Work to do:
Reproduce every one of the records below word for word.

Record set:
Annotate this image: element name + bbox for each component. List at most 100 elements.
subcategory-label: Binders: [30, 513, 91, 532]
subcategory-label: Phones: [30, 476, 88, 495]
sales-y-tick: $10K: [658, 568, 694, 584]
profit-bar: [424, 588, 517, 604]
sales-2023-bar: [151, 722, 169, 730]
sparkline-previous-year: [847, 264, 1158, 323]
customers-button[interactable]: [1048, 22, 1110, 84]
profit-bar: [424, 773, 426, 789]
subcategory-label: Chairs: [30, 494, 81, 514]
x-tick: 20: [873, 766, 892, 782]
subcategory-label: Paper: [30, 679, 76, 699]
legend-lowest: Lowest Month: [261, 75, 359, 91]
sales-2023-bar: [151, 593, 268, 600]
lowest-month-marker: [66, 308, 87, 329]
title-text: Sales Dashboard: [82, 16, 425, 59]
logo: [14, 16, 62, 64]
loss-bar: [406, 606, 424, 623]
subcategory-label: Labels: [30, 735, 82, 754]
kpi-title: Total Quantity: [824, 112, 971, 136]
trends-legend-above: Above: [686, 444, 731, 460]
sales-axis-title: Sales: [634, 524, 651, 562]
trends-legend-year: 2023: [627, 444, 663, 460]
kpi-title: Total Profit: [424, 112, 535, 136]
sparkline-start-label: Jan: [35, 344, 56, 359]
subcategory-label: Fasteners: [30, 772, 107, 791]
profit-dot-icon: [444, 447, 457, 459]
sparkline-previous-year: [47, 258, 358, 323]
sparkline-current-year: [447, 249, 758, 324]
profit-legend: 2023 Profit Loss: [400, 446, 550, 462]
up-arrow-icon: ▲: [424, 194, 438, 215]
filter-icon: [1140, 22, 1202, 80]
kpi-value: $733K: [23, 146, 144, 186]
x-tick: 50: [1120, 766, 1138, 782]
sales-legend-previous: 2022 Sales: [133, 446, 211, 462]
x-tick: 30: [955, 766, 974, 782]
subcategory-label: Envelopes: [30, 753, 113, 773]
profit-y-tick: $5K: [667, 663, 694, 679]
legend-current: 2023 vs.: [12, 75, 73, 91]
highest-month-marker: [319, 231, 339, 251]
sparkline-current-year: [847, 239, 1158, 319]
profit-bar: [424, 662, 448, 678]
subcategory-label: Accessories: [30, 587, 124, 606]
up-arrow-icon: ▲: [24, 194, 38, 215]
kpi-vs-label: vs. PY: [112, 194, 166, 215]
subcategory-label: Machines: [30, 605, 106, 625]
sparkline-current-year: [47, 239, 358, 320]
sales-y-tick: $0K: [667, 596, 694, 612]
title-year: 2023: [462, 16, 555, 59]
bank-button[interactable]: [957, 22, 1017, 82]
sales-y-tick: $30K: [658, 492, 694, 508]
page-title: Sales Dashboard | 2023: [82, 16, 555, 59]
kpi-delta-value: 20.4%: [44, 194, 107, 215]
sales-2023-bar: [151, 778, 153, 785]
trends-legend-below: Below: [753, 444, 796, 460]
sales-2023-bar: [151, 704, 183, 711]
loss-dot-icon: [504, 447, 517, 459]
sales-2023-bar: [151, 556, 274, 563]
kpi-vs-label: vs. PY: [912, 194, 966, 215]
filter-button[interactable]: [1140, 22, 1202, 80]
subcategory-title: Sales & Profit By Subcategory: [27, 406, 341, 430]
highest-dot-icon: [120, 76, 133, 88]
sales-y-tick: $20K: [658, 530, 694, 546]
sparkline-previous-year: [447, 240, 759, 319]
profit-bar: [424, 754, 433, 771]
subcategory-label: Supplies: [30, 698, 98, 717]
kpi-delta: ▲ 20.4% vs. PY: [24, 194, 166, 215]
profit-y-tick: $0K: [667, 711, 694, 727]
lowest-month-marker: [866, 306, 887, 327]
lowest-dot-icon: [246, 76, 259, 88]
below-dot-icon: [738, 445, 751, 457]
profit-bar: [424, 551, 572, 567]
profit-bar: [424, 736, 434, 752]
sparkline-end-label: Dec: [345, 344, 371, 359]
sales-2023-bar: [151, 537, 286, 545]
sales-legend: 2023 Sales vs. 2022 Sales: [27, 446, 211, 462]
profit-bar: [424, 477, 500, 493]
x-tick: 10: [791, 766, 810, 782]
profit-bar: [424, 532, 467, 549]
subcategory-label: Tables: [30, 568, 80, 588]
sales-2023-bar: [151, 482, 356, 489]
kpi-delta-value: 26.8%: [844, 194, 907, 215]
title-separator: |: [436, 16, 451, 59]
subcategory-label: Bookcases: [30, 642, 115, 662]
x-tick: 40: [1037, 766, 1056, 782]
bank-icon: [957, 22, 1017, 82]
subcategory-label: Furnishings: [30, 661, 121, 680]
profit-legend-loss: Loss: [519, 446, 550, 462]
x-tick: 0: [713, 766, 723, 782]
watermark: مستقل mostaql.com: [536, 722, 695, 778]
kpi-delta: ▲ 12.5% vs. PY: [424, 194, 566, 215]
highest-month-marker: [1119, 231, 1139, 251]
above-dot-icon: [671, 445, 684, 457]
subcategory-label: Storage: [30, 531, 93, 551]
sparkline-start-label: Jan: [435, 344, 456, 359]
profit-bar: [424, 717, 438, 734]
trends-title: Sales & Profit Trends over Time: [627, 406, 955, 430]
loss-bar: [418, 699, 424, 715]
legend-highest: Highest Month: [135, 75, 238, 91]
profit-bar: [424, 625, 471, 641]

Answer to the exercise:
Annotate this image: element name + bbox for each component. List at most 100 elements.
subcategory-label: Binders: [30, 513, 91, 532]
subcategory-label: Phones: [30, 476, 88, 495]
sales-y-tick: $10K: [658, 568, 694, 584]
profit-bar: [424, 588, 517, 604]
sales-2023-bar: [151, 722, 169, 730]
sparkline-previous-year: [847, 264, 1158, 323]
customers-button[interactable]: [1048, 22, 1110, 84]
profit-bar: [424, 773, 426, 789]
subcategory-label: Chairs: [30, 494, 81, 514]
x-tick: 20: [873, 766, 892, 782]
subcategory-label: Paper: [30, 679, 76, 699]
legend-lowest: Lowest Month: [261, 75, 359, 91]
sales-2023-bar: [151, 593, 268, 600]
lowest-month-marker: [66, 308, 87, 329]
title-text: Sales Dashboard: [82, 16, 425, 59]
logo: [14, 16, 62, 64]
loss-bar: [406, 606, 424, 623]
subcategory-label: Labels: [30, 735, 82, 754]
kpi-title: Total Quantity: [824, 112, 971, 136]
trends-legend-above: Above: [686, 444, 731, 460]
sales-axis-title: Sales: [634, 524, 651, 562]
trends-legend-year: 2023: [627, 444, 663, 460]
kpi-title: Total Profit: [424, 112, 535, 136]
sparkline-start-label: Jan: [35, 344, 56, 359]
subcategory-label: Fasteners: [30, 772, 107, 791]
profit-dot-icon: [444, 447, 457, 459]
sparkline-previous-year: [47, 258, 358, 323]
sparkline-current-year: [447, 249, 758, 324]
profit-legend: 2023 Profit Loss: [400, 446, 550, 462]
up-arrow-icon: ▲: [424, 194, 438, 215]
filter-icon: [1140, 22, 1202, 80]
kpi-value: $733K: [23, 146, 144, 186]
x-tick: 50: [1120, 766, 1138, 782]
sales-legend-previous: 2022 Sales: [133, 446, 211, 462]
x-tick: 30: [955, 766, 974, 782]
subcategory-label: Envelopes: [30, 753, 113, 773]
profit-y-tick: $5K: [667, 663, 694, 679]
legend-current: 2023 vs.: [12, 75, 73, 91]
highest-month-marker: [319, 231, 339, 251]
sparkline-current-year: [847, 239, 1158, 319]
profit-bar: [424, 662, 448, 678]
subcategory-label: Accessories: [30, 587, 124, 606]
up-arrow-icon: ▲: [24, 194, 38, 215]
kpi-vs-label: vs. PY: [112, 194, 166, 215]
subcategory-label: Machines: [30, 605, 106, 625]
sparkline-current-year: [47, 239, 358, 320]
sales-y-tick: $0K: [667, 596, 694, 612]
title-year: 2023: [462, 16, 555, 59]
bank-button[interactable]: [957, 22, 1017, 82]
sales-y-tick: $30K: [658, 492, 694, 508]
page-title: Sales Dashboard | 2023: [82, 16, 555, 59]
kpi-delta-value: 20.4%: [44, 194, 107, 215]
sales-2023-bar: [151, 778, 153, 785]
trends-legend-below: Below: [753, 444, 796, 460]
sales-2023-bar: [151, 704, 183, 711]
loss-dot-icon: [504, 447, 517, 459]
sales-2023-bar: [151, 556, 274, 563]
kpi-vs-label: vs. PY: [912, 194, 966, 215]
filter-button[interactable]: [1140, 22, 1202, 80]
subcategory-title: Sales & Profit By Subcategory: [27, 406, 341, 430]
highest-dot-icon: [120, 76, 133, 88]
sales-y-tick: $20K: [658, 530, 694, 546]
sparkline-previous-year: [447, 240, 759, 319]
profit-bar: [424, 754, 433, 771]
subcategory-label: Supplies: [30, 698, 98, 717]
kpi-delta: ▲ 20.4% vs. PY: [24, 194, 166, 215]
profit-y-tick: $0K: [667, 711, 694, 727]
lowest-month-marker: [866, 306, 887, 327]
lowest-dot-icon: [246, 76, 259, 88]
below-dot-icon: [738, 445, 751, 457]
profit-bar: [424, 551, 572, 567]
profit-bar: [424, 736, 434, 752]
sparkline-end-label: Dec: [345, 344, 371, 359]
sales-2023-bar: [151, 537, 286, 545]
sales-legend: 2023 Sales vs. 2022 Sales: [27, 446, 211, 462]
profit-bar: [424, 477, 500, 493]
x-tick: 10: [791, 766, 810, 782]
profit-bar: [424, 532, 467, 549]
subcategory-label: Tables: [30, 568, 80, 588]
sales-2023-bar: [151, 482, 356, 489]
kpi-delta-value: 26.8%: [844, 194, 907, 215]
title-separator: |: [436, 16, 451, 59]
subcategory-label: Bookcases: [30, 642, 115, 662]
x-tick: 40: [1037, 766, 1056, 782]
bank-icon: [957, 22, 1017, 82]
subcategory-label: Furnishings: [30, 661, 121, 680]
profit-legend-loss: Loss: [519, 446, 550, 462]
x-tick: 0: [713, 766, 723, 782]
watermark: مستقل mostaql.com: [536, 722, 695, 778]
kpi-delta: ▲ 12.5% vs. PY: [424, 194, 566, 215]
highest-month-marker: [1119, 231, 1139, 251]
above-dot-icon: [671, 445, 684, 457]
subcategory-label: Storage: [30, 531, 93, 551]
sparkline-start-label: Jan: [435, 344, 456, 359]
profit-bar: [424, 717, 438, 734]
trends-title: Sales & Profit Trends over Time: [627, 406, 955, 430]
loss-bar: [418, 699, 424, 715]
legend-highest: Highest Month: [135, 75, 238, 91]
profit-bar: [424, 625, 471, 641]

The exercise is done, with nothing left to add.